- **WRITTEN TASK**: Copy out every line in which the string "العضوية" occurs.
● ● ●
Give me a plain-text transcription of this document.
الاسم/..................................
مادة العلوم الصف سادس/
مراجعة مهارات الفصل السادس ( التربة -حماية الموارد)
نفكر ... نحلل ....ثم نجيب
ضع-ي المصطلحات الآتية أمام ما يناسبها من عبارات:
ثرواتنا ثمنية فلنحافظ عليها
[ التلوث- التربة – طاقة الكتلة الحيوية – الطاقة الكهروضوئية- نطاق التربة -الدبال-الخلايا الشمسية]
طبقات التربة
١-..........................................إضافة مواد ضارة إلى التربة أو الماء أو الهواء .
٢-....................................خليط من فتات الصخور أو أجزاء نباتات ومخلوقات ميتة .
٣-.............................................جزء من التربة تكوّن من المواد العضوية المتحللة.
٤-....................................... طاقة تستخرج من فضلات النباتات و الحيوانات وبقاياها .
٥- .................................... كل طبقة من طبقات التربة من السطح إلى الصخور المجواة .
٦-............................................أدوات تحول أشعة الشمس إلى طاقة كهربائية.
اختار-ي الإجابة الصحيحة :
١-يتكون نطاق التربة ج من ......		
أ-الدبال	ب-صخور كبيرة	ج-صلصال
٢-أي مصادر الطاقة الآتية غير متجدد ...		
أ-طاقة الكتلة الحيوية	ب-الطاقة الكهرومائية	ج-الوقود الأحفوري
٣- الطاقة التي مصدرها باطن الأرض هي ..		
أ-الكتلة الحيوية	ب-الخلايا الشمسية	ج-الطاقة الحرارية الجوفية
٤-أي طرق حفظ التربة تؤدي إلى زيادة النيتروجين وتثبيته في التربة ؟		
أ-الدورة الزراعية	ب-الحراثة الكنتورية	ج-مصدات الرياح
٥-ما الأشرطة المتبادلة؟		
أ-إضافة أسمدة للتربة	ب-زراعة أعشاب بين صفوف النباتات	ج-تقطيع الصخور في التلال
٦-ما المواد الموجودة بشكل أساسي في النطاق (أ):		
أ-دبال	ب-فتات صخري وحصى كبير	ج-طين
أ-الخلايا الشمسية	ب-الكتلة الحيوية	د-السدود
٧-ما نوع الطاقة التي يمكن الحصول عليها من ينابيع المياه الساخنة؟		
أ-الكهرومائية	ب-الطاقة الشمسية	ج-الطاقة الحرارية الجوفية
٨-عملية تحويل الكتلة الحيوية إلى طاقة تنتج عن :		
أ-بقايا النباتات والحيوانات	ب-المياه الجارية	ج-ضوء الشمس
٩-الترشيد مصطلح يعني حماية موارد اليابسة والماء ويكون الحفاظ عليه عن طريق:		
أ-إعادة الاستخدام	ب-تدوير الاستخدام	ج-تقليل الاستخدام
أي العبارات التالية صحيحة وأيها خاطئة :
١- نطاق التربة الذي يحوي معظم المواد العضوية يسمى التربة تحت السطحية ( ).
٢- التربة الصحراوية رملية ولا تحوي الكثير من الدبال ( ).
● ● ●
- **COMPLETE ANSWER**:
٣-.............................................جزء من التربة تكوّن من المواد العضوية المتحللة.
١- نطاق التربة الذي يحوي معظم المواد العضوية يسمى التربة تحت السطحية ( ).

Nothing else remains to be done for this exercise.